[Dataset entries]
================
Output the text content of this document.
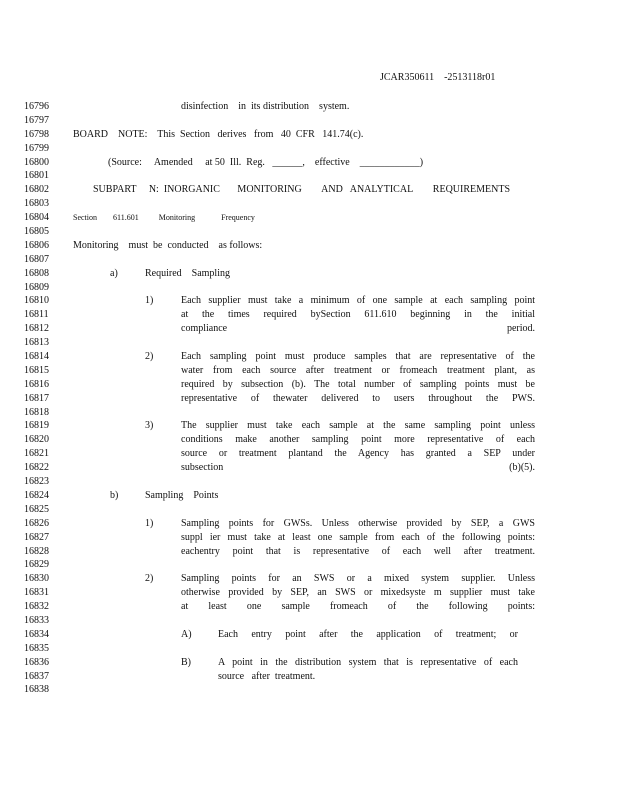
JCAR350611    -2513118r01
16796	disinfection    in  its distribution    system.
16797
16798	BOARD    NOTE:    This  Section   derives   from   40  CFR   141.74(c).
16799
16800	(Source:     Amended     at 50  Ill.  Reg.   ______,    effective    ____________)
16801
16802	SUBPART     N:  INORGANIC       MONITORING        AND   ANALYTICAL        REQUIREMENTS
16803
16804	Section        611.601          Monitoring             Frequency
16805
16806	Monitoring    must  be  conducted    as follows:
16807
16808	a)	Required    Sampling
16809
16810	1)	Each supplier must take a minimum of one sample at each sampling point
16811	at the times required bySection 611.610 beginning in the initial
16812	compliance period.
16813
16814	2)	Each sampling point must produce samples that are representative of the
16815	water from each source after treatment or fromeach treatment plant, as
16816	required by subsection (b). The total number of sampling points must be
16817	representative of thewater delivered to users throughout the PWS.
16818
16819	3)	The supplier must take each sample at the same sampling point unless
16820	conditions make another sampling point more representative of each
16821	source or treatment plantand the Agency has granted a SEP under
16822	subsection (b)(5).
16823
16824	b)	Sampling    Points
16825
16826	1)	Sampling points for GWSs. Unless otherwise provided by SEP, a GWS
16827	suppl ier must take at least one sample from each of the following points:
16828	eachentry point that is representative of each well after treatment.
16829
16830	2)	Sampling points for an SWS or a mixed system supplier. Unless
16831	otherwise provided by SEP, an SWS or mixedsyste m supplier must take
16832	at least one sample fromeach of the following points:
16833
16834	A)	Each entry point after the application of treatment; or
16835
16836	B)	A point in the distribution system that is representative of each
16837	source   after  treatment.
16838
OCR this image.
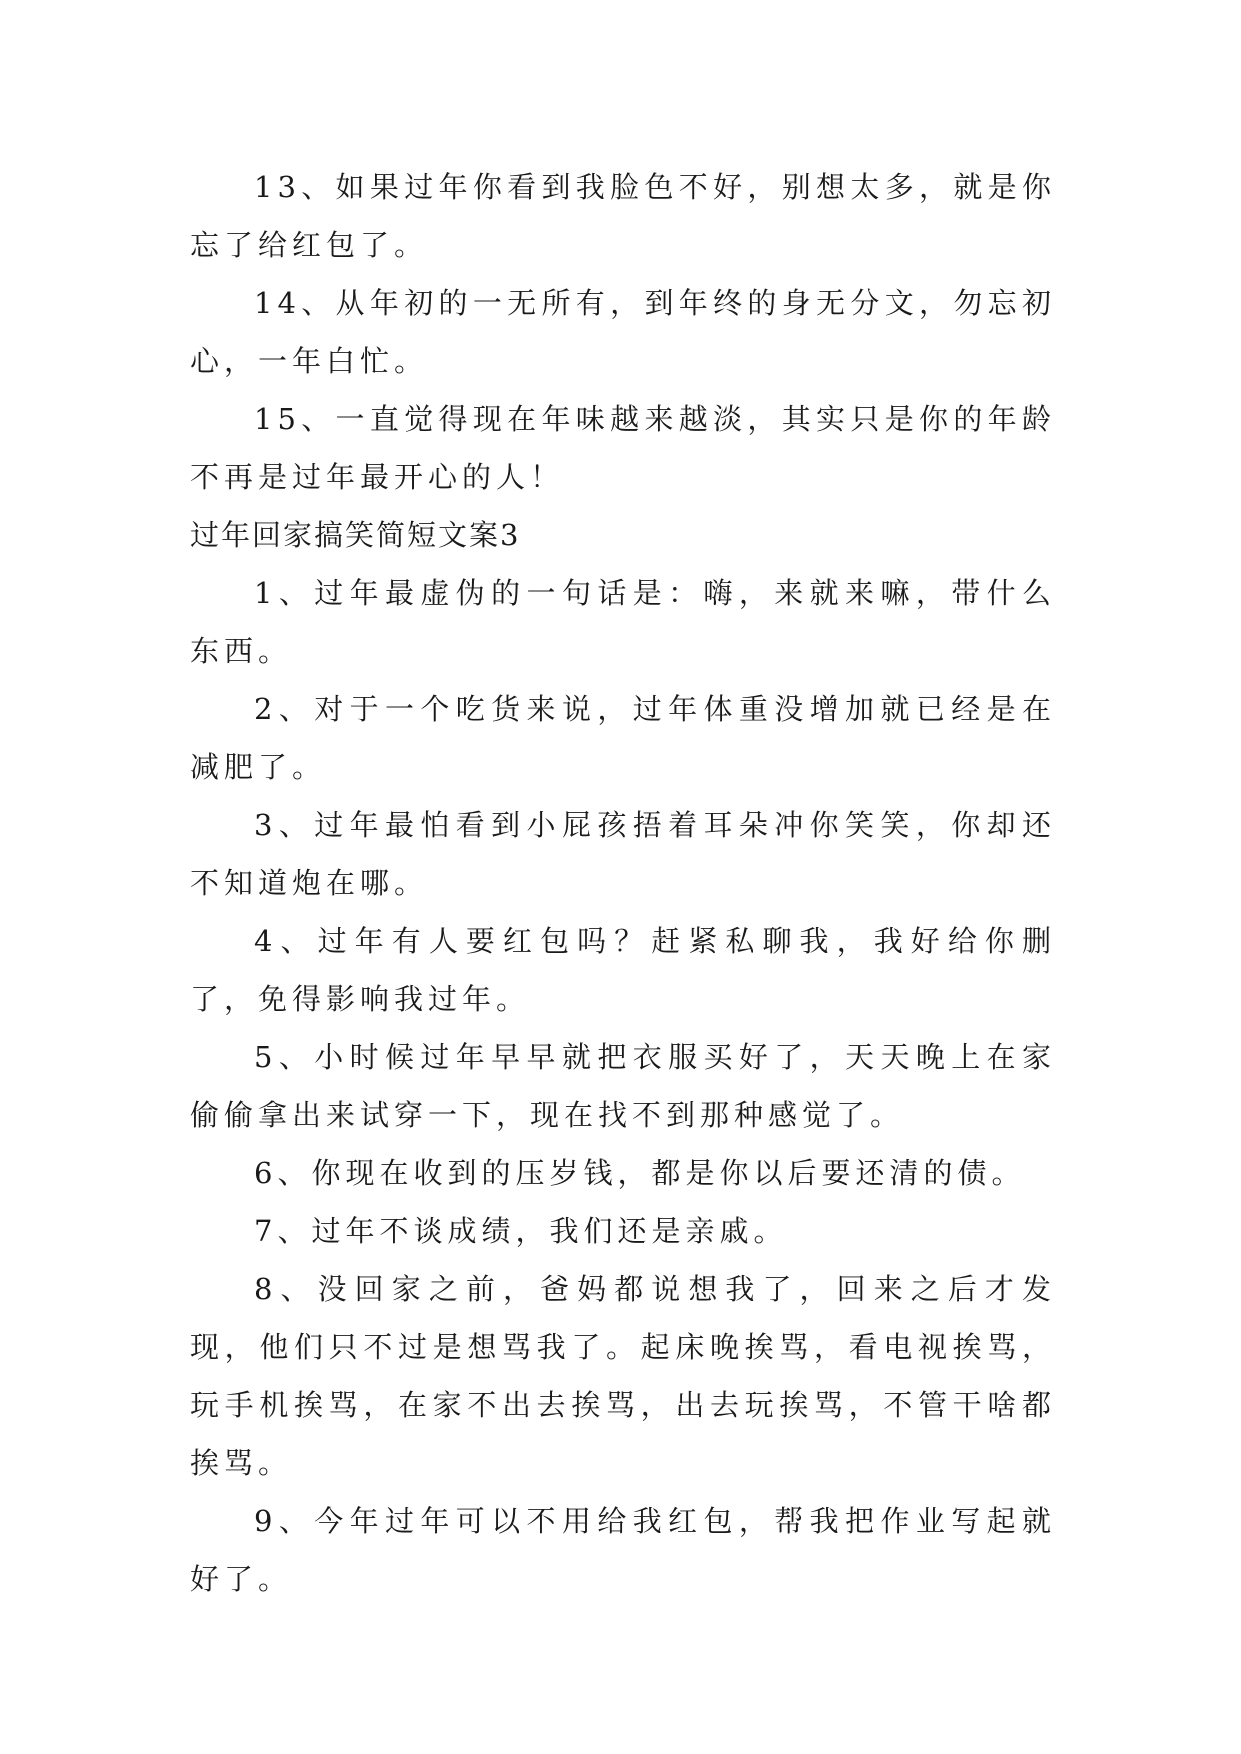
13、如果过年你看到我脸色不好，别想太多，就是你忘了给红包了。

14、从年初的一无所有，到年终的身无分文，勿忘初心，一年白忙。

15、一直觉得现在年味越来越淡，其实只是你的年龄不再是过年最开心的人！

过年回家搞笑简短文案3

1、过年最虚伪的一句话是：嗨，来就来嘛，带什么东西。

2、对于一个吃货来说，过年体重没增加就已经是在减肥了。

3、过年最怕看到小屁孩捂着耳朵冲你笑笑，你却还不知道炮在哪。

4、过年有人要红包吗？赶紧私聊我，我好给你删了，免得影响我过年。

5、小时候过年早早就把衣服买好了，天天晚上在家偷偷拿出来试穿一下，现在找不到那种感觉了。

6、你现在收到的压岁钱，都是你以后要还清的债。

7、过年不谈成绩，我们还是亲戚。

8、没回家之前，爸妈都说想我了，回来之后才发现，他们只不过是想骂我了。起床晚挨骂，看电视挨骂，玩手机挨骂，在家不出去挨骂，出去玩挨骂，不管干啥都挨骂。

9、今年过年可以不用给我红包，帮我把作业写起就好了。
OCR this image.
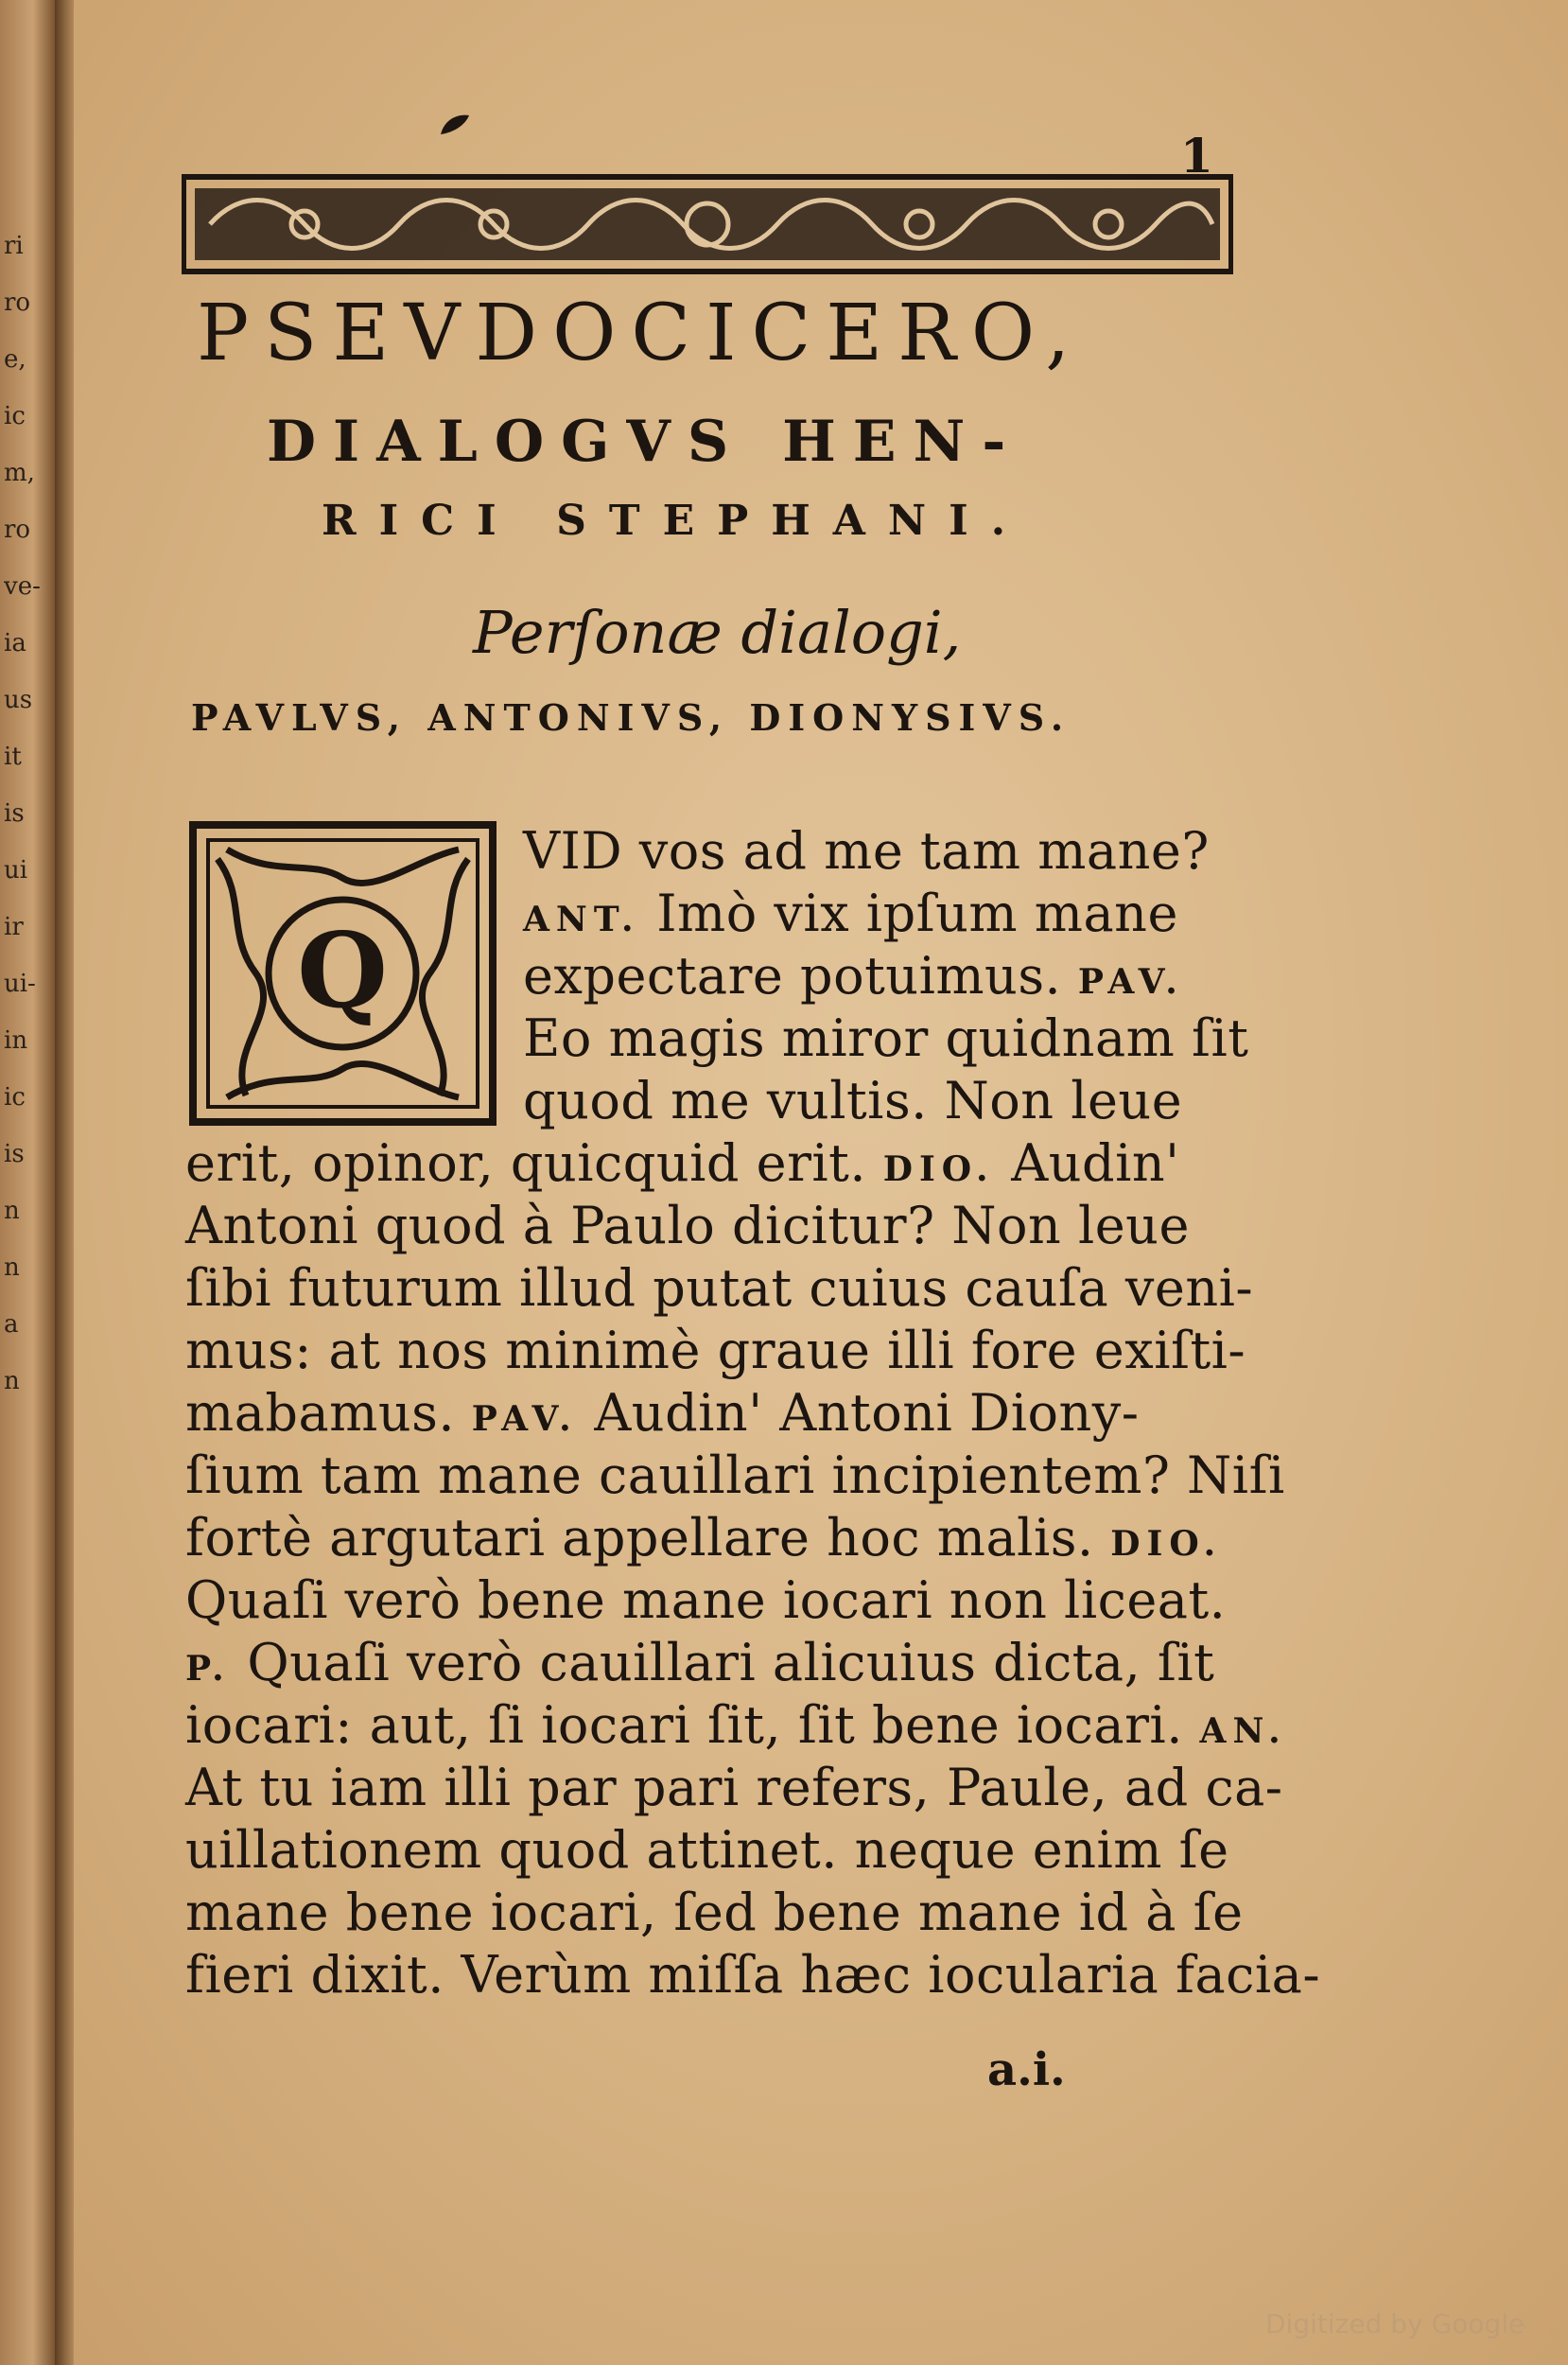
ri
ro
e,
ic
m,
ro
ve-
ia
us
it
is
ui
ir
ui-
in
ic
is
n
n
a
n
1
PSEVDOCICERO,
DIALOGVS HEN-
RICI STEPHANI.
Perſonæ dialogi,
PAVLVS, ANTONIVS, DIONYSIVS.
Q
VID vos ad me tam mane?
ANT. Imò vix ipſum mane
expectare potuimus. PAV.
Eo magis miror quidnam ſit
quod me vultis. Non leue
erit, opinor, quicquid erit. DIO. Audin'
Antoni quod à Paulo dicitur? Non leue
ſibi futurum illud putat cuius cauſa veni-
mus: at nos minimè graue illi fore exiſti-
mabamus. PAV. Audin' Antoni Diony-
ſium tam mane cauillari incipientem? Niſi
fortè argutari appellare hoc malis. DIO.
Quaſi verò bene mane iocari non liceat.
P. Quaſi verò cauillari alicuius dicta, ſit
iocari: aut, ſi iocari ſit, ſit bene iocari. AN.
At tu iam illi par pari refers, Paule, ad ca-
uillationem quod attinet. neque enim ſe
mane bene iocari, ſed bene mane id à ſe
fieri dixit. Verùm miſſa hæc iocularia facia-
a.i.
Digitized by Google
================
> OBJECTIVE
Filter the data, keeping only the lines that contain "supplier".

> SOLUTION FOR THIS PROBLEM
16810	1)	Each supplier must take a minimum of one sample at each sampling point
16819	3)	The supplier must take each sample at the same sampling point unless
16830	2)	Sampling points for an SWS or a mixed system supplier. Unless
16831	otherwise provided by SEP, an SWS or mixedsyste m supplier must take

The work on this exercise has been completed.